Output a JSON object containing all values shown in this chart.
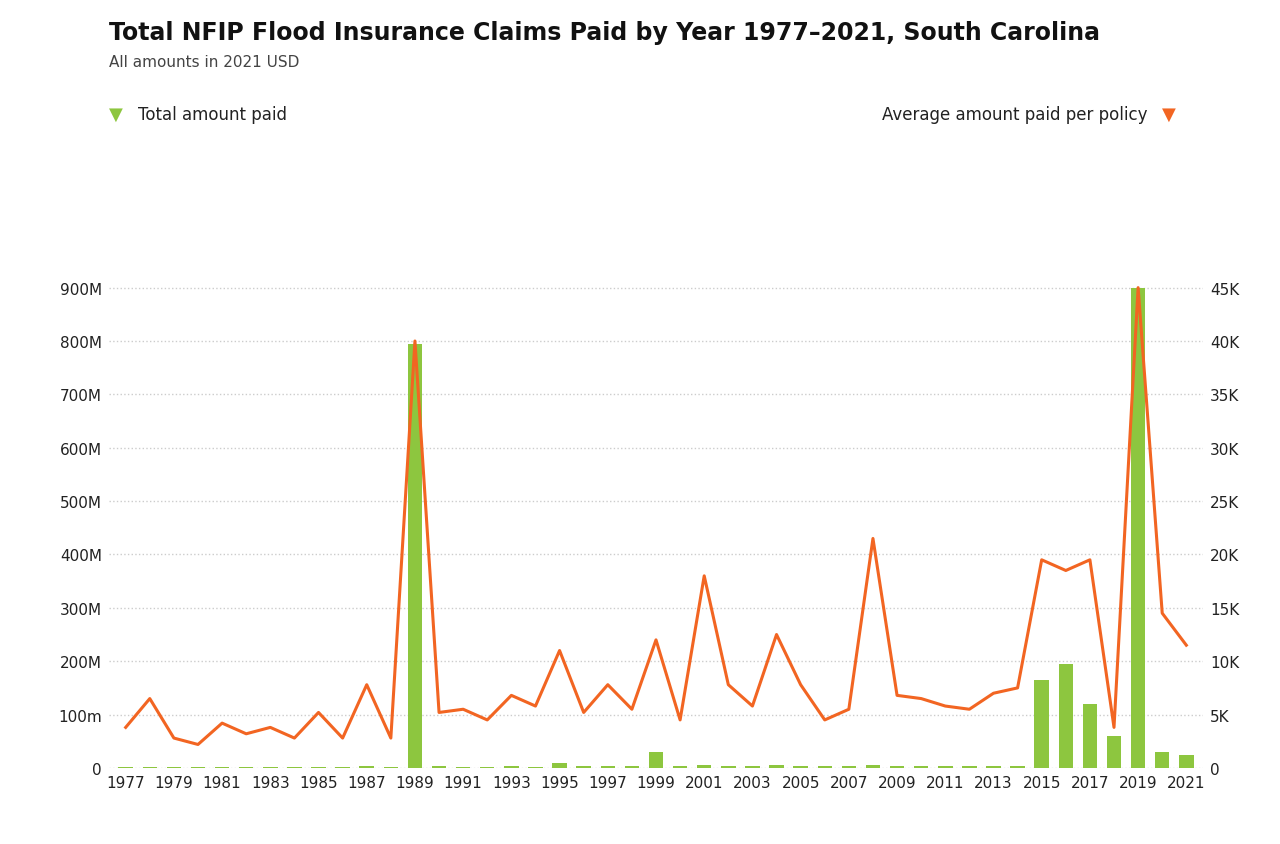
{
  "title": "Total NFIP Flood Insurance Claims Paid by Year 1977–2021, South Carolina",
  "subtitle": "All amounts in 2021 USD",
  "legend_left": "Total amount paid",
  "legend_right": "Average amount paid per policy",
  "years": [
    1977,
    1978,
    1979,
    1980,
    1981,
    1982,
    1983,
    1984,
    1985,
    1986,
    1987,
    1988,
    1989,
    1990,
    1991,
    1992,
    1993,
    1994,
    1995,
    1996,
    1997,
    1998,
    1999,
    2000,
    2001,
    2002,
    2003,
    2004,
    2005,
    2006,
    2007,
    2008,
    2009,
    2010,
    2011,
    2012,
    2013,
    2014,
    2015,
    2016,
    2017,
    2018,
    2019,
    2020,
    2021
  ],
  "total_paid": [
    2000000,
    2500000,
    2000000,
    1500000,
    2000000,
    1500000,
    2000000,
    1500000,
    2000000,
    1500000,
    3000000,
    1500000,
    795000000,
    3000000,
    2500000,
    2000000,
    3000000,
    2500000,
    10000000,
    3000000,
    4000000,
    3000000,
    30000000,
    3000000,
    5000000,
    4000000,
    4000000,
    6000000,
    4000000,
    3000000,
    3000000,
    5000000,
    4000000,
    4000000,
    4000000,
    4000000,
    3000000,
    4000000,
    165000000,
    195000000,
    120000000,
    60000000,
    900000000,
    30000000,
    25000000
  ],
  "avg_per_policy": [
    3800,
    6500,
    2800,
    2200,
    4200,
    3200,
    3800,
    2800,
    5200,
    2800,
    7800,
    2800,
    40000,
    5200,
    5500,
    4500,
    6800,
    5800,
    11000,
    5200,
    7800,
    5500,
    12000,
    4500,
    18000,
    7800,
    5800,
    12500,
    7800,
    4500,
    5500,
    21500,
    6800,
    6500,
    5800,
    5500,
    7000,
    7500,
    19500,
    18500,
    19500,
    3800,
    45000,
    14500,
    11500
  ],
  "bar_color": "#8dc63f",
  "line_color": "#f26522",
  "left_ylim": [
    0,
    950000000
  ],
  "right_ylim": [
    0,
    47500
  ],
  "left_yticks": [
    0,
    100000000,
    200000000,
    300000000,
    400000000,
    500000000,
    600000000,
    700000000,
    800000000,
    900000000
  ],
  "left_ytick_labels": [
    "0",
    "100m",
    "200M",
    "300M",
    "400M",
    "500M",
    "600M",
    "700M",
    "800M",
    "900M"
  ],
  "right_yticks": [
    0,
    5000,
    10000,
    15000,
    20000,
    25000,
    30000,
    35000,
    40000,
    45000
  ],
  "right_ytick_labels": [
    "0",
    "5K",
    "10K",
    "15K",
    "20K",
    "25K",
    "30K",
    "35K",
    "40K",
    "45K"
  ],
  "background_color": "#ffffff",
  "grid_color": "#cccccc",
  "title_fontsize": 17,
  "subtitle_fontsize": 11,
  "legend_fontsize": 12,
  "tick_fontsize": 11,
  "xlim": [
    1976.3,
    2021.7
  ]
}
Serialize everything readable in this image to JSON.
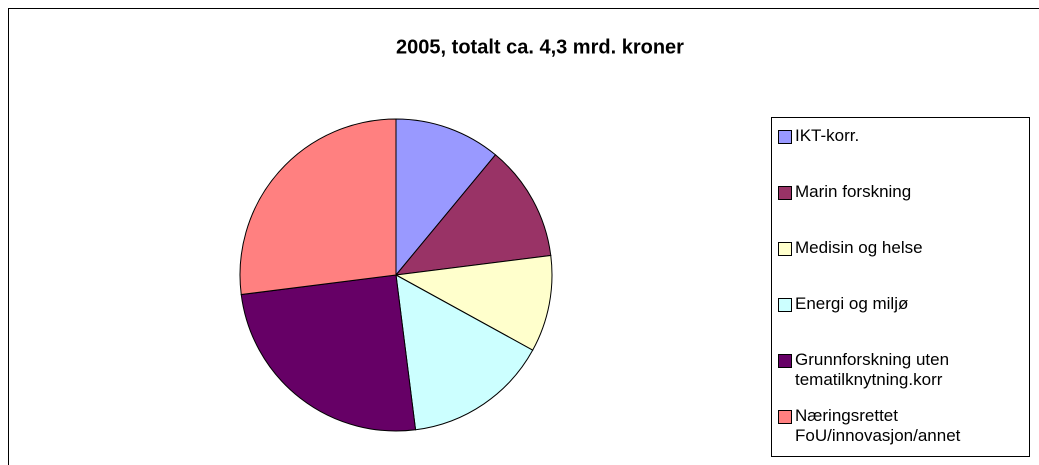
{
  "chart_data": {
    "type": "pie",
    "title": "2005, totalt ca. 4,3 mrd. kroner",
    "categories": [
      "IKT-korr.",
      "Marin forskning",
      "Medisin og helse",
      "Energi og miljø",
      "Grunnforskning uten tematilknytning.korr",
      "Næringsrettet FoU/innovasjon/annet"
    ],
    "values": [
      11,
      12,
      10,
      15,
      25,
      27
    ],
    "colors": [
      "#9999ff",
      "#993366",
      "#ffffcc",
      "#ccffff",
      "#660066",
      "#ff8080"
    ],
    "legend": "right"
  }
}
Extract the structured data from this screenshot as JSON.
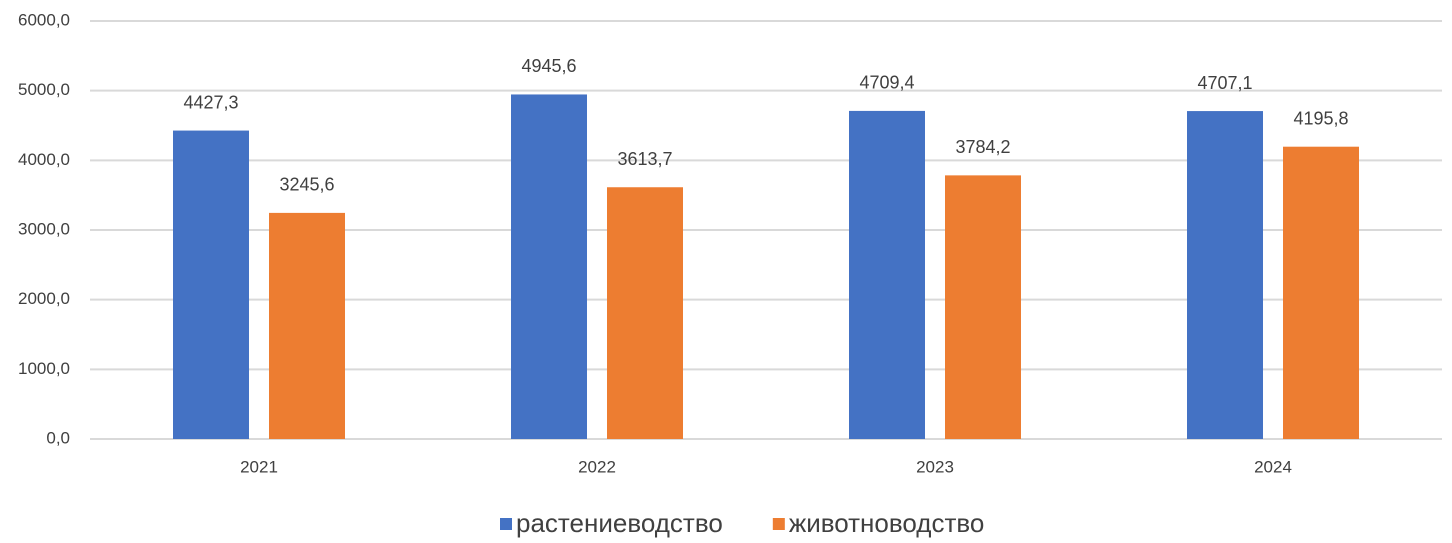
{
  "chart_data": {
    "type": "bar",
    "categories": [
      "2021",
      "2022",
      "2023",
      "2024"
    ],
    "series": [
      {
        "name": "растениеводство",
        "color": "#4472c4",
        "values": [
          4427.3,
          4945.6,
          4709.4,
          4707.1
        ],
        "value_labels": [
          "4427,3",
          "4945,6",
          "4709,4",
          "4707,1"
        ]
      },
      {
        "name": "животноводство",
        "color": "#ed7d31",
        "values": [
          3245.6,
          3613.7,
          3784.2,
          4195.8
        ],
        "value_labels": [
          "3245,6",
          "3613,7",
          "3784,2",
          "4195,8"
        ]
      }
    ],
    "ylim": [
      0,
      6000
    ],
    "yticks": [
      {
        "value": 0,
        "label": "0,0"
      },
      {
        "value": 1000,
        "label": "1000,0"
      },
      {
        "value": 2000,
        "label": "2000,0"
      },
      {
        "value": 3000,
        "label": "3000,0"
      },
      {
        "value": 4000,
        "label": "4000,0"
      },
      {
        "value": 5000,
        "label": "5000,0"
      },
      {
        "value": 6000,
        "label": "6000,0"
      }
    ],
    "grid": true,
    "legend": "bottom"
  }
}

******************************

== Written request ==
Give back the entries verbatim. Do not include any picture.

== Solved exercise ==
Output a JSON object containing all values shown in this chart.
{
  "title": "Total NFIP Flood Insurance Claims Paid by Year 1977–2021, South Carolina",
  "subtitle": "All amounts in 2021 USD",
  "legend_left": "Total amount paid",
  "legend_right": "Average amount paid per policy",
  "years": [
    1977,
    1978,
    1979,
    1980,
    1981,
    1982,
    1983,
    1984,
    1985,
    1986,
    1987,
    1988,
    1989,
    1990,
    1991,
    1992,
    1993,
    1994,
    1995,
    1996,
    1997,
    1998,
    1999,
    2000,
    2001,
    2002,
    2003,
    2004,
    2005,
    2006,
    2007,
    2008,
    2009,
    2010,
    2011,
    2012,
    2013,
    2014,
    2015,
    2016,
    2017,
    2018,
    2019,
    2020,
    2021
  ],
  "total_paid": [
    2000000,
    2500000,
    2000000,
    1500000,
    2000000,
    1500000,
    2000000,
    1500000,
    2000000,
    1500000,
    3000000,
    1500000,
    795000000,
    3000000,
    2500000,
    2000000,
    3000000,
    2500000,
    10000000,
    3000000,
    4000000,
    3000000,
    30000000,
    3000000,
    5000000,
    4000000,
    4000000,
    6000000,
    4000000,
    3000000,
    3000000,
    5000000,
    4000000,
    4000000,
    4000000,
    4000000,
    3000000,
    4000000,
    165000000,
    195000000,
    120000000,
    60000000,
    900000000,
    30000000,
    25000000
  ],
  "avg_per_policy": [
    3800,
    6500,
    2800,
    2200,
    4200,
    3200,
    3800,
    2800,
    5200,
    2800,
    7800,
    2800,
    40000,
    5200,
    5500,
    4500,
    6800,
    5800,
    11000,
    5200,
    7800,
    5500,
    12000,
    4500,
    18000,
    7800,
    5800,
    12500,
    7800,
    4500,
    5500,
    21500,
    6800,
    6500,
    5800,
    5500,
    7000,
    7500,
    19500,
    18500,
    19500,
    3800,
    45000,
    14500,
    11500
  ],
  "bar_color": "#8dc63f",
  "line_color": "#f26522",
  "left_ylim": [
    0,
    950000000
  ],
  "right_ylim": [
    0,
    47500
  ],
  "left_yticks": [
    0,
    100000000,
    200000000,
    300000000,
    400000000,
    500000000,
    600000000,
    700000000,
    800000000,
    900000000
  ],
  "left_ytick_labels": [
    "0",
    "100m",
    "200M",
    "300M",
    "400M",
    "500M",
    "600M",
    "700M",
    "800M",
    "900M"
  ],
  "right_yticks": [
    0,
    5000,
    10000,
    15000,
    20000,
    25000,
    30000,
    35000,
    40000,
    45000
  ],
  "right_ytick_labels": [
    "0",
    "5K",
    "10K",
    "15K",
    "20K",
    "25K",
    "30K",
    "35K",
    "40K",
    "45K"
  ],
  "background_color": "#ffffff",
  "grid_color": "#cccccc",
  "title_fontsize": 17,
  "subtitle_fontsize": 11,
  "legend_fontsize": 12,
  "tick_fontsize": 11,
  "xlim": [
    1976.3,
    2021.7
  ]
}
Serialize everything readable in this image to JSON.
{
  "chart_data": {
    "type": "pie",
    "title": "2005, totalt ca. 4,3 mrd. kroner",
    "categories": [
      "IKT-korr.",
      "Marin forskning",
      "Medisin og helse",
      "Energi og miljø",
      "Grunnforskning uten tematilknytning.korr",
      "Næringsrettet FoU/innovasjon/annet"
    ],
    "values": [
      11,
      12,
      10,
      15,
      25,
      27
    ],
    "colors": [
      "#9999ff",
      "#993366",
      "#ffffcc",
      "#ccffff",
      "#660066",
      "#ff8080"
    ],
    "legend": "right"
  }
}
Extract the structured data from this screenshot as JSON.
{
  "chart_data": {
    "type": "bar",
    "categories": [
      "2021",
      "2022",
      "2023",
      "2024"
    ],
    "series": [
      {
        "name": "растениеводство",
        "color": "#4472c4",
        "values": [
          4427.3,
          4945.6,
          4709.4,
          4707.1
        ],
        "value_labels": [
          "4427,3",
          "4945,6",
          "4709,4",
          "4707,1"
        ]
      },
      {
        "name": "животноводство",
        "color": "#ed7d31",
        "values": [
          3245.6,
          3613.7,
          3784.2,
          4195.8
        ],
        "value_labels": [
          "3245,6",
          "3613,7",
          "3784,2",
          "4195,8"
        ]
      }
    ],
    "ylim": [
      0,
      6000
    ],
    "yticks": [
      {
        "value": 0,
        "label": "0,0"
      },
      {
        "value": 1000,
        "label": "1000,0"
      },
      {
        "value": 2000,
        "label": "2000,0"
      },
      {
        "value": 3000,
        "label": "3000,0"
      },
      {
        "value": 4000,
        "label": "4000,0"
      },
      {
        "value": 5000,
        "label": "5000,0"
      },
      {
        "value": 6000,
        "label": "6000,0"
      }
    ],
    "grid": true,
    "legend": "bottom"
  }
}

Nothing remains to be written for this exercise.